• _The task_:
Go through the data and copy every line exactly, but not the images.

Data excerpts:
══════════════════════════════
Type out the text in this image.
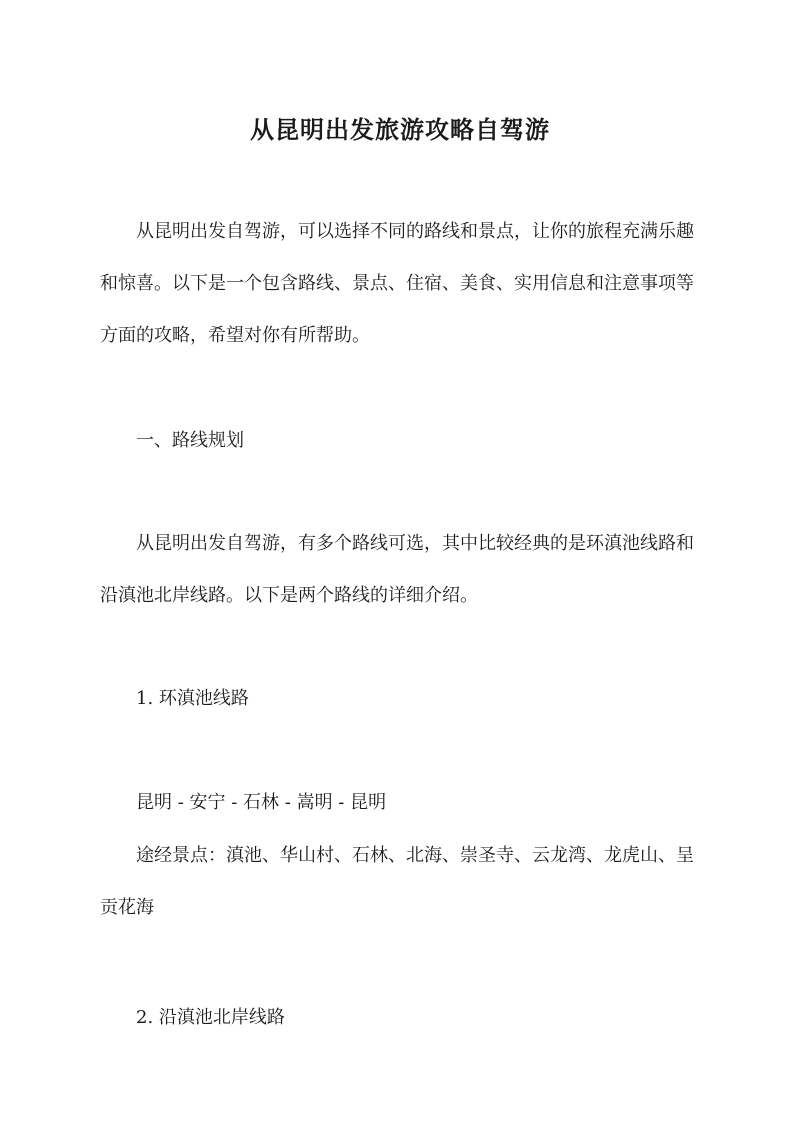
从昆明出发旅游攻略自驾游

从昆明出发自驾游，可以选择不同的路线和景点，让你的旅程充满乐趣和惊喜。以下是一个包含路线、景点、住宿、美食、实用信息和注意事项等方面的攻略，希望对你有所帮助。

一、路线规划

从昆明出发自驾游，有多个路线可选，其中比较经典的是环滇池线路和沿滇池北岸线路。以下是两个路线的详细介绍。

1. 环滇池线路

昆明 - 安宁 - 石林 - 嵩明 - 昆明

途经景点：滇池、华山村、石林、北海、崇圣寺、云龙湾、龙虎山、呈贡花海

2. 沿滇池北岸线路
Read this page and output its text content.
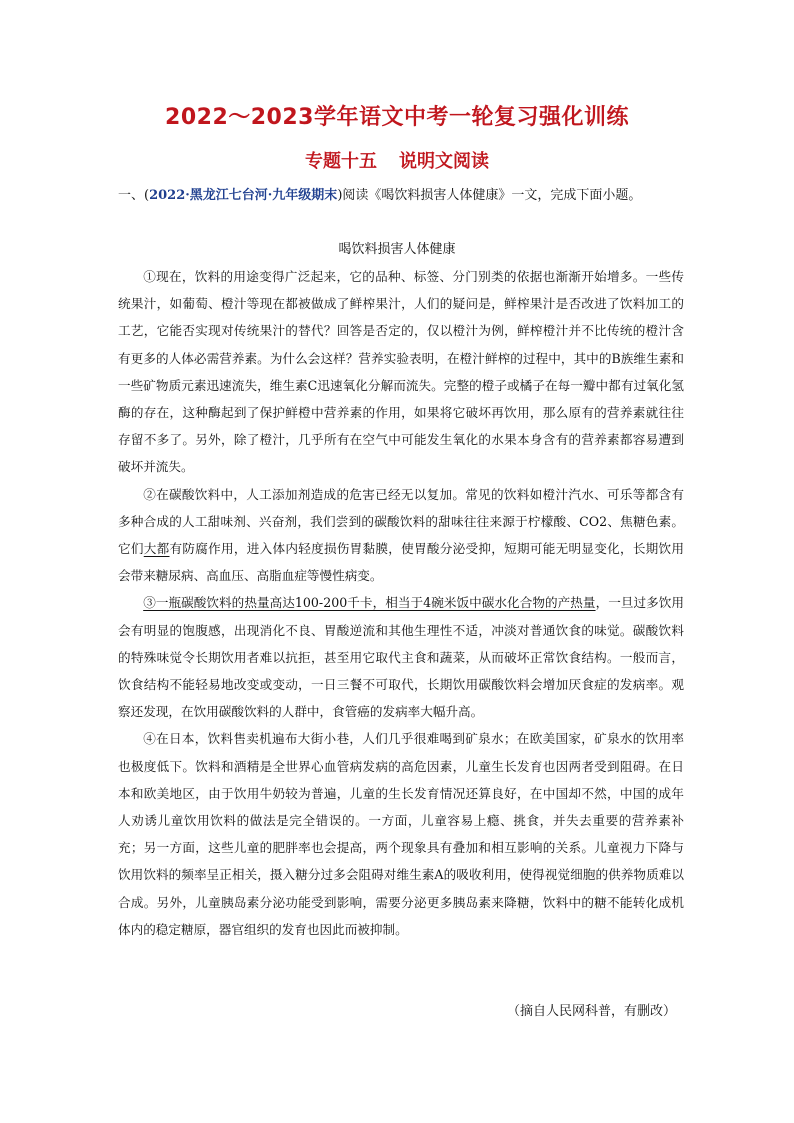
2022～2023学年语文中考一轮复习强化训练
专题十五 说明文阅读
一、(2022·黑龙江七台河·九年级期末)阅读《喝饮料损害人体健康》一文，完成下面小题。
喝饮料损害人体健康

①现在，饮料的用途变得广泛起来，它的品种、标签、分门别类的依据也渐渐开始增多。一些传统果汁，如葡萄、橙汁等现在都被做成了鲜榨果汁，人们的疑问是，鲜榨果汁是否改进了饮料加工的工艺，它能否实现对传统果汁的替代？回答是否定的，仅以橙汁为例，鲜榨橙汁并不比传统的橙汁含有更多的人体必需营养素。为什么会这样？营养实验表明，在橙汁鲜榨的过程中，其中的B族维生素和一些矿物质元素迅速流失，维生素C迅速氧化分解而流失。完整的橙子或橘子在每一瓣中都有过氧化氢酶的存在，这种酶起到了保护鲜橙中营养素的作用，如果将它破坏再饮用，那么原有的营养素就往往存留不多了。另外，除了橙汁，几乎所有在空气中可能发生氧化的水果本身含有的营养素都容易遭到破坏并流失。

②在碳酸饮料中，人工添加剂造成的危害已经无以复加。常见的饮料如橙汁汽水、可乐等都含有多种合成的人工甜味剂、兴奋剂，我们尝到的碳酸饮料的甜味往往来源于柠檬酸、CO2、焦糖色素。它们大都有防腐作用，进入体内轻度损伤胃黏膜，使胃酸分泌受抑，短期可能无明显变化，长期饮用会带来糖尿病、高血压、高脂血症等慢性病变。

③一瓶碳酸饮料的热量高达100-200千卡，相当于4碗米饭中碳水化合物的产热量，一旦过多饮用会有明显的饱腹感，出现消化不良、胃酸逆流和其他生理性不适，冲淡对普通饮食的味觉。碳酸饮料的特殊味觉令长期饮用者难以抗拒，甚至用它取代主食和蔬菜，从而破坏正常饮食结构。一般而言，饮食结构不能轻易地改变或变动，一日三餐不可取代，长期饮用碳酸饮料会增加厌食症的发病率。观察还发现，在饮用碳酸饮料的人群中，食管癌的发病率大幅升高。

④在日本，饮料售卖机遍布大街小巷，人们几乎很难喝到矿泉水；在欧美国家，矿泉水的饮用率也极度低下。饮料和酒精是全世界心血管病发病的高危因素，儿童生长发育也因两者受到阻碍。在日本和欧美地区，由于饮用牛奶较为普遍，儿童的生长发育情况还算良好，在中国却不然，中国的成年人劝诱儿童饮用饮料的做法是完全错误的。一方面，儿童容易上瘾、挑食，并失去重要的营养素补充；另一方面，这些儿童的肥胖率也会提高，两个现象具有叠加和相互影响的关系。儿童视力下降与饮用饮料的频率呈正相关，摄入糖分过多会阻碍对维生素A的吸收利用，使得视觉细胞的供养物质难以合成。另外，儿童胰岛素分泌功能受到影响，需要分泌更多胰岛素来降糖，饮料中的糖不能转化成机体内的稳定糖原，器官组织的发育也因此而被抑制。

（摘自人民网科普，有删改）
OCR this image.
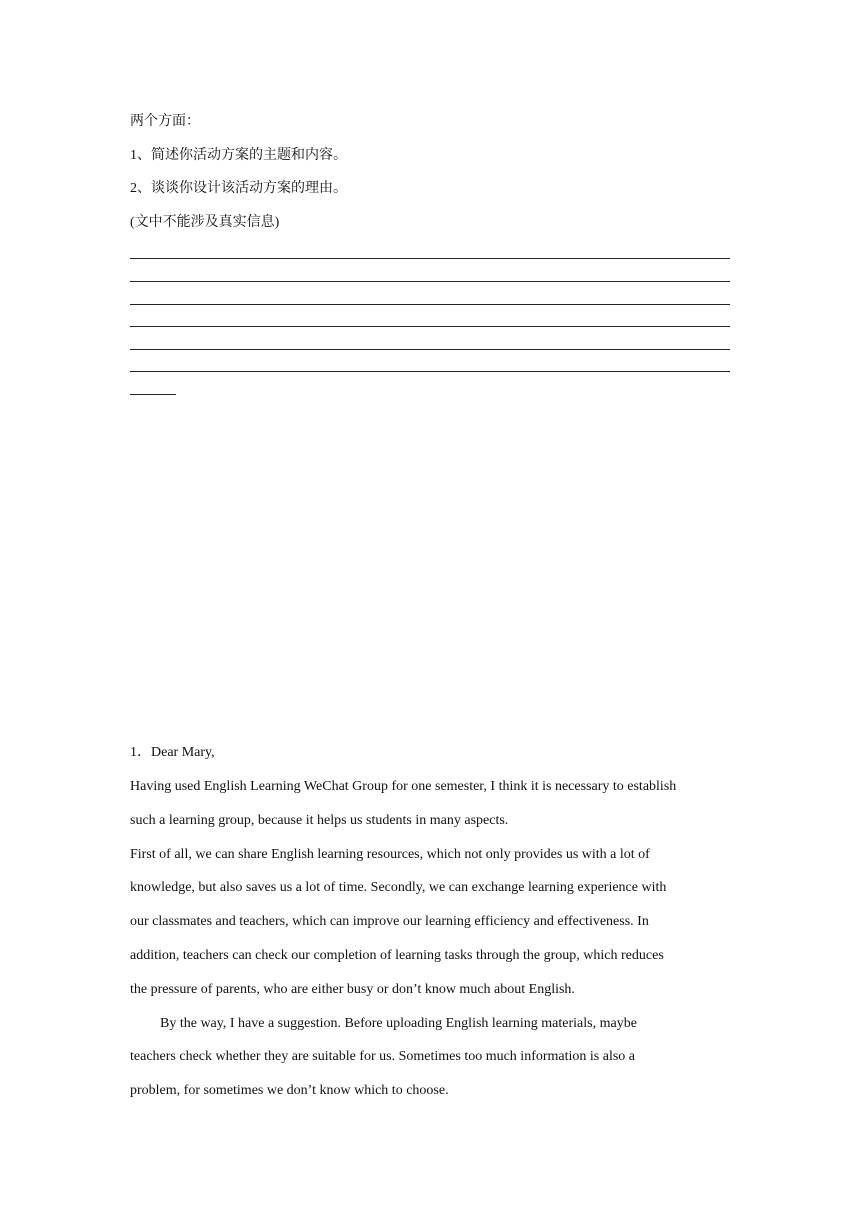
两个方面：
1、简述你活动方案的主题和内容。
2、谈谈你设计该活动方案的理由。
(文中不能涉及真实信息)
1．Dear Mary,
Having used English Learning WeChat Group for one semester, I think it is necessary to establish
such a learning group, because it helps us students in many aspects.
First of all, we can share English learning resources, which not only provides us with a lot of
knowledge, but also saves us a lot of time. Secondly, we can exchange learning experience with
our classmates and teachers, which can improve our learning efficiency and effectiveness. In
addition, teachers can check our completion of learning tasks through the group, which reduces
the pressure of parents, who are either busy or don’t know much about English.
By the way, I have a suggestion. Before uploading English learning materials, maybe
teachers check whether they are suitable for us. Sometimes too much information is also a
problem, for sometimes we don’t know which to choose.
══════════════════════════════
• _The response_:
Type out the text in this image.
从昆明出发旅游攻略自驾游

从昆明出发自驾游，可以选择不同的路线和景点，让你的旅程充满乐趣和惊喜。以下是一个包含路线、景点、住宿、美食、实用信息和注意事项等方面的攻略，希望对你有所帮助。

一、路线规划

从昆明出发自驾游，有多个路线可选，其中比较经典的是环滇池线路和沿滇池北岸线路。以下是两个路线的详细介绍。

1. 环滇池线路

昆明 - 安宁 - 石林 - 嵩明 - 昆明

途经景点：滇池、华山村、石林、北海、崇圣寺、云龙湾、龙虎山、呈贡花海

2. 沿滇池北岸线路
Read this page and output its text content.
2022～2023学年语文中考一轮复习强化训练
专题十五 说明文阅读
一、(2022·黑龙江七台河·九年级期末)阅读《喝饮料损害人体健康》一文，完成下面小题。
喝饮料损害人体健康

①现在，饮料的用途变得广泛起来，它的品种、标签、分门别类的依据也渐渐开始增多。一些传统果汁，如葡萄、橙汁等现在都被做成了鲜榨果汁，人们的疑问是，鲜榨果汁是否改进了饮料加工的工艺，它能否实现对传统果汁的替代？回答是否定的，仅以橙汁为例，鲜榨橙汁并不比传统的橙汁含有更多的人体必需营养素。为什么会这样？营养实验表明，在橙汁鲜榨的过程中，其中的B族维生素和一些矿物质元素迅速流失，维生素C迅速氧化分解而流失。完整的橙子或橘子在每一瓣中都有过氧化氢酶的存在，这种酶起到了保护鲜橙中营养素的作用，如果将它破坏再饮用，那么原有的营养素就往往存留不多了。另外，除了橙汁，几乎所有在空气中可能发生氧化的水果本身含有的营养素都容易遭到破坏并流失。

②在碳酸饮料中，人工添加剂造成的危害已经无以复加。常见的饮料如橙汁汽水、可乐等都含有多种合成的人工甜味剂、兴奋剂，我们尝到的碳酸饮料的甜味往往来源于柠檬酸、CO2、焦糖色素。它们大都有防腐作用，进入体内轻度损伤胃黏膜，使胃酸分泌受抑，短期可能无明显变化，长期饮用会带来糖尿病、高血压、高脂血症等慢性病变。

③一瓶碳酸饮料的热量高达100-200千卡，相当于4碗米饭中碳水化合物的产热量，一旦过多饮用会有明显的饱腹感，出现消化不良、胃酸逆流和其他生理性不适，冲淡对普通饮食的味觉。碳酸饮料的特殊味觉令长期饮用者难以抗拒，甚至用它取代主食和蔬菜，从而破坏正常饮食结构。一般而言，饮食结构不能轻易地改变或变动，一日三餐不可取代，长期饮用碳酸饮料会增加厌食症的发病率。观察还发现，在饮用碳酸饮料的人群中，食管癌的发病率大幅升高。

④在日本，饮料售卖机遍布大街小巷，人们几乎很难喝到矿泉水；在欧美国家，矿泉水的饮用率也极度低下。饮料和酒精是全世界心血管病发病的高危因素，儿童生长发育也因两者受到阻碍。在日本和欧美地区，由于饮用牛奶较为普遍，儿童的生长发育情况还算良好，在中国却不然，中国的成年人劝诱儿童饮用饮料的做法是完全错误的。一方面，儿童容易上瘾、挑食，并失去重要的营养素补充；另一方面，这些儿童的肥胖率也会提高，两个现象具有叠加和相互影响的关系。儿童视力下降与饮用饮料的频率呈正相关，摄入糖分过多会阻碍对维生素A的吸收利用，使得视觉细胞的供养物质难以合成。另外，儿童胰岛素分泌功能受到影响，需要分泌更多胰岛素来降糖，饮料中的糖不能转化成机体内的稳定糖原，器官组织的发育也因此而被抑制。

（摘自人民网科普，有删改）
OCR this image.
两个方面：
1、简述你活动方案的主题和内容。
2、谈谈你设计该活动方案的理由。
(文中不能涉及真实信息)
1．Dear Mary,
Having used English Learning WeChat Group for one semester, I think it is necessary to establish
such a learning group, because it helps us students in many aspects.
First of all, we can share English learning resources, which not only provides us with a lot of
knowledge, but also saves us a lot of time. Secondly, we can exchange learning experience with
our classmates and teachers, which can improve our learning efficiency and effectiveness. In
addition, teachers can check our completion of learning tasks through the group, which reduces
the pressure of parents, who are either busy or don’t know much about English.
By the way, I have a suggestion. Before uploading English learning materials, maybe
teachers check whether they are suitable for us. Sometimes too much information is also a
problem, for sometimes we don’t know which to choose.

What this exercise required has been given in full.